··· Working data

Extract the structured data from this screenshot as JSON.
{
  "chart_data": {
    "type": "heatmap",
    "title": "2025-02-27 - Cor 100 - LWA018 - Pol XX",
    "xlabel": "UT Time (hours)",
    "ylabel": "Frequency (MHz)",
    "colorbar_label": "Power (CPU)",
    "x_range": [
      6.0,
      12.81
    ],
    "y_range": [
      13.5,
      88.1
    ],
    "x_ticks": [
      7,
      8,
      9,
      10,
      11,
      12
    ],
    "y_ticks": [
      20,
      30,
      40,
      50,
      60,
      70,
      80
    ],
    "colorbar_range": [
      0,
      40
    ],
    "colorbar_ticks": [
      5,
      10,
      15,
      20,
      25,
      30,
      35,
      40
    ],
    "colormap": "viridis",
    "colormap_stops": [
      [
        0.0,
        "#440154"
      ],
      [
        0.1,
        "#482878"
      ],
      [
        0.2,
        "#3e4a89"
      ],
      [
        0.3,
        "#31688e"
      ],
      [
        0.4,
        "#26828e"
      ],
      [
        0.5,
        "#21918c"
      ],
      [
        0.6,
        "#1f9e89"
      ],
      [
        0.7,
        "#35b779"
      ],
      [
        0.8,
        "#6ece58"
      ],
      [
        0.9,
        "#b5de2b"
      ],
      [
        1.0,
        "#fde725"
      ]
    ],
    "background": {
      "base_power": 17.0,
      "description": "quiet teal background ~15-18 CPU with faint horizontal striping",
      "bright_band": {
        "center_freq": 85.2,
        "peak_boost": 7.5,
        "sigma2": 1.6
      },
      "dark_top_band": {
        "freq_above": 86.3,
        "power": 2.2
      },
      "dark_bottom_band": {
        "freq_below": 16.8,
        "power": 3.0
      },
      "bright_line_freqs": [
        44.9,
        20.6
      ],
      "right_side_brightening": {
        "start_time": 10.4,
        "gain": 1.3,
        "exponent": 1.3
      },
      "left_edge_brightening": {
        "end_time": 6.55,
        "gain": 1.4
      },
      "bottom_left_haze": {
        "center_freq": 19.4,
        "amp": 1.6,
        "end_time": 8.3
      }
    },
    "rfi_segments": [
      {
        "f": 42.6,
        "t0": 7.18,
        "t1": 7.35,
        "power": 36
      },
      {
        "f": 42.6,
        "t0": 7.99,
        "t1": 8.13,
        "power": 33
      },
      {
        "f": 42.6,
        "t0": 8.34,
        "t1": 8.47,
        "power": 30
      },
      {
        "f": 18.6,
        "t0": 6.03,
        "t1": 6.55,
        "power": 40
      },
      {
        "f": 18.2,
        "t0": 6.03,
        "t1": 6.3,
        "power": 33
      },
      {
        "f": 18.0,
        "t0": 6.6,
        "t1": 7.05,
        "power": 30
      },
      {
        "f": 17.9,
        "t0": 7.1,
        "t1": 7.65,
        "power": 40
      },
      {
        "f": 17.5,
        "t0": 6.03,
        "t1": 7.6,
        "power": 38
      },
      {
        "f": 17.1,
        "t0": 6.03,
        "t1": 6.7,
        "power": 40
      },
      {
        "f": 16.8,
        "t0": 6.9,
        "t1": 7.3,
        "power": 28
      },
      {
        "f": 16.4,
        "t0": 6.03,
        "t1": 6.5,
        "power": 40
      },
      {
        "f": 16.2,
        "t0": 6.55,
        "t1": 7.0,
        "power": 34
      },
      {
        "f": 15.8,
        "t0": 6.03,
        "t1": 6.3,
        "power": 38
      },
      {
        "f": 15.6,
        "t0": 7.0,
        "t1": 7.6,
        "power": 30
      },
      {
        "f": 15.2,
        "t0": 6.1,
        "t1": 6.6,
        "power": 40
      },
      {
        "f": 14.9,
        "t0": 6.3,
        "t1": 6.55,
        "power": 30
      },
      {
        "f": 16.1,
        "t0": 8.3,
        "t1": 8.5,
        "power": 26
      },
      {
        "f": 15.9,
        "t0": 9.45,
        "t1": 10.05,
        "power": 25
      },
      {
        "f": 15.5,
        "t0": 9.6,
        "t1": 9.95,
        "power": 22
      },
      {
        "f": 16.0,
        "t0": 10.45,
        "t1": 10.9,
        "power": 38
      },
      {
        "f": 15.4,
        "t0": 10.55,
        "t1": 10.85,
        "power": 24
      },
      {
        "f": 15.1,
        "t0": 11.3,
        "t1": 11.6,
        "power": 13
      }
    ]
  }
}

······

Exercise task. Give an exact repetition of all the material.

Result of this exercise.
Extract the structured data from this screenshot as JSON.
{
  "chart_data": {
    "type": "heatmap",
    "title": "2025-02-27 - Cor 100 - LWA018 - Pol XX",
    "xlabel": "UT Time (hours)",
    "ylabel": "Frequency (MHz)",
    "colorbar_label": "Power (CPU)",
    "x_range": [
      6.0,
      12.81
    ],
    "y_range": [
      13.5,
      88.1
    ],
    "x_ticks": [
      7,
      8,
      9,
      10,
      11,
      12
    ],
    "y_ticks": [
      20,
      30,
      40,
      50,
      60,
      70,
      80
    ],
    "colorbar_range": [
      0,
      40
    ],
    "colorbar_ticks": [
      5,
      10,
      15,
      20,
      25,
      30,
      35,
      40
    ],
    "colormap": "viridis",
    "colormap_stops": [
      [
        0.0,
        "#440154"
      ],
      [
        0.1,
        "#482878"
      ],
      [
        0.2,
        "#3e4a89"
      ],
      [
        0.3,
        "#31688e"
      ],
      [
        0.4,
        "#26828e"
      ],
      [
        0.5,
        "#21918c"
      ],
      [
        0.6,
        "#1f9e89"
      ],
      [
        0.7,
        "#35b779"
      ],
      [
        0.8,
        "#6ece58"
      ],
      [
        0.9,
        "#b5de2b"
      ],
      [
        1.0,
        "#fde725"
      ]
    ],
    "background": {
      "base_power": 17.0,
      "description": "quiet teal background ~15-18 CPU with faint horizontal striping",
      "bright_band": {
        "center_freq": 85.2,
        "peak_boost": 7.5,
        "sigma2": 1.6
      },
      "dark_top_band": {
        "freq_above": 86.3,
        "power": 2.2
      },
      "dark_bottom_band": {
        "freq_below": 16.8,
        "power": 3.0
      },
      "bright_line_freqs": [
        44.9,
        20.6
      ],
      "right_side_brightening": {
        "start_time": 10.4,
        "gain": 1.3,
        "exponent": 1.3
      },
      "left_edge_brightening": {
        "end_time": 6.55,
        "gain": 1.4
      },
      "bottom_left_haze": {
        "center_freq": 19.4,
        "amp": 1.6,
        "end_time": 8.3
      }
    },
    "rfi_segments": [
      {
        "f": 42.6,
        "t0": 7.18,
        "t1": 7.35,
        "power": 36
      },
      {
        "f": 42.6,
        "t0": 7.99,
        "t1": 8.13,
        "power": 33
      },
      {
        "f": 42.6,
        "t0": 8.34,
        "t1": 8.47,
        "power": 30
      },
      {
        "f": 18.6,
        "t0": 6.03,
        "t1": 6.55,
        "power": 40
      },
      {
        "f": 18.2,
        "t0": 6.03,
        "t1": 6.3,
        "power": 33
      },
      {
        "f": 18.0,
        "t0": 6.6,
        "t1": 7.05,
        "power": 30
      },
      {
        "f": 17.9,
        "t0": 7.1,
        "t1": 7.65,
        "power": 40
      },
      {
        "f": 17.5,
        "t0": 6.03,
        "t1": 7.6,
        "power": 38
      },
      {
        "f": 17.1,
        "t0": 6.03,
        "t1": 6.7,
        "power": 40
      },
      {
        "f": 16.8,
        "t0": 6.9,
        "t1": 7.3,
        "power": 28
      },
      {
        "f": 16.4,
        "t0": 6.03,
        "t1": 6.5,
        "power": 40
      },
      {
        "f": 16.2,
        "t0": 6.55,
        "t1": 7.0,
        "power": 34
      },
      {
        "f": 15.8,
        "t0": 6.03,
        "t1": 6.3,
        "power": 38
      },
      {
        "f": 15.6,
        "t0": 7.0,
        "t1": 7.6,
        "power": 30
      },
      {
        "f": 15.2,
        "t0": 6.1,
        "t1": 6.6,
        "power": 40
      },
      {
        "f": 14.9,
        "t0": 6.3,
        "t1": 6.55,
        "power": 30
      },
      {
        "f": 16.1,
        "t0": 8.3,
        "t1": 8.5,
        "power": 26
      },
      {
        "f": 15.9,
        "t0": 9.45,
        "t1": 10.05,
        "power": 25
      },
      {
        "f": 15.5,
        "t0": 9.6,
        "t1": 9.95,
        "power": 22
      },
      {
        "f": 16.0,
        "t0": 10.45,
        "t1": 10.9,
        "power": 38
      },
      {
        "f": 15.4,
        "t0": 10.55,
        "t1": 10.85,
        "power": 24
      },
      {
        "f": 15.1,
        "t0": 11.3,
        "t1": 11.6,
        "power": 13
      }
    ]
  }
}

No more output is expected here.